Aim —
In the records that follow, show each line where the word "車道保持輔助系統" is present.

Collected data

--------------------------------------------------

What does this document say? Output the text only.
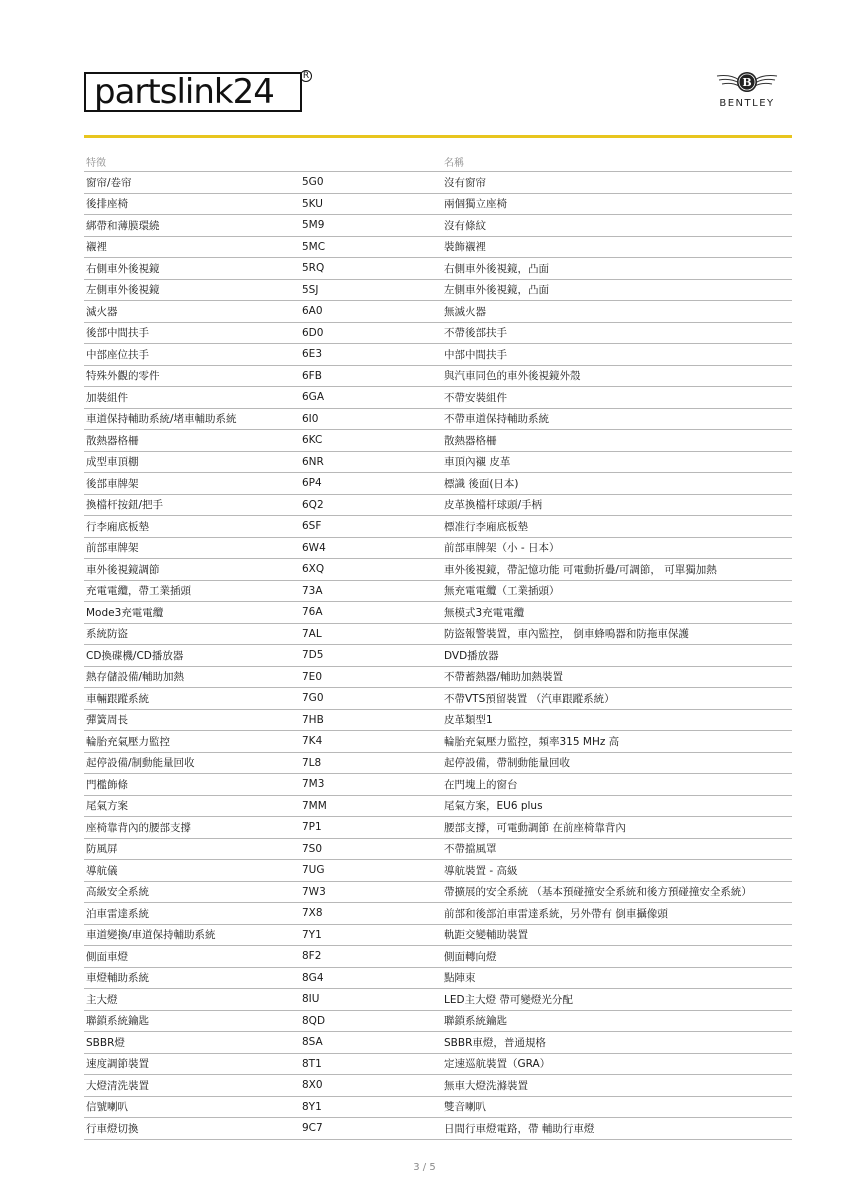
partslink24	R	B
BENTLEY
特徵	名稱
窗帘/卷帘	5G0	沒有窗帘
後排座椅	5KU	兩個獨立座椅
綁帶和薄膜環繞	5M9	沒有條紋
襯裡	5MC	裝飾襯裡
右側車外後視鏡	5RQ	右側車外後視鏡，凸面
左側車外後視鏡	5SJ	左側車外後視鏡，凸面
滅火器	6A0	無滅火器
後部中間扶手	6D0	不帶後部扶手
中部座位扶手	6E3	中部中間扶手
特殊外觀的零件	6FB	與汽車同色的車外後視鏡外殼
加裝組件	6GA	不帶安裝組件
車道保持輔助系統/堵車輔助系統	6I0	不帶車道保持輔助系統
散熱器格柵	6KC	散熱器格柵
成型車頂棚	6NR	車頂內襯 皮革
後部車牌架	6P4	標識 後面(日本)
換檔杆按鈕/把手	6Q2	皮革換檔杆球頭/手柄
行李廂底板墊	6SF	標准行李廂底板墊
前部車牌架	6W4	前部車牌架（小 - 日本）
車外後視鏡調節	6XQ	車外後視鏡，帶記憶功能 可電動折疊/可調節， 可單獨加熱
充電電纜，帶工業插頭	73A	無充電電纜（工業插頭）
Mode3充電電纜	76A	無模式3充電電纜
系統防盜	7AL	防盜報警裝置，車內監控， 倒車蜂鳴器和防拖車保護
CD換碟機/CD播放器	7D5	DVD播放器
熱存儲設備/輔助加熱	7E0	不帶蓄熱器/輔助加熱裝置
車輛跟蹤系統	7G0	不帶VTS預留裝置 （汽車跟蹤系統）
彈簧周長	7HB	皮革類型1
輪胎充氣壓力監控	7K4	輪胎充氣壓力監控，頻率315 MHz 高
起停設備/制動能量回收	7L8	起停設備，帶制動能量回收
門檻飾條	7M3	在門塊上的窗台
尾氣方案	7MM	尾氣方案，EU6 plus
座椅靠背內的腰部支撐	7P1	腰部支撐，可電動調節 在前座椅靠背內
防風屏	7S0	不帶擋風罩
導航儀	7UG	導航裝置 - 高級
高級安全系統	7W3	帶擴展的安全系統 （基本預碰撞安全系統和後方預碰撞安全系統）
泊車雷達系統	7X8	前部和後部泊車雷達系統，另外帶有 倒車攝像頭
車道變換/車道保持輔助系統	7Y1	軌距交變輔助裝置
側面車燈	8F2	側面轉向燈
車燈輔助系統	8G4	點陣束
主大燈	8IU	LED主大燈 帶可變燈光分配
聯鎖系統鑰匙	8QD	聯鎖系統鑰匙
SBBR燈	8SA	SBBR車燈，普通規格
速度調節裝置	8T1	定速巡航裝置（GRA）
大燈清洗裝置	8X0	無車大燈洗滌裝置
信號喇叭	8Y1	雙音喇叭
行車燈切換	9C7	日間行車燈電路，帶 輔助行車燈
3 / 5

--------------------------------------------------

Full response —
車道保持輔助系統/堵車輔助系統	6I0	不帶車道保持輔助系統
車道變換/車道保持輔助系統	7Y1	軌距交變輔助裝置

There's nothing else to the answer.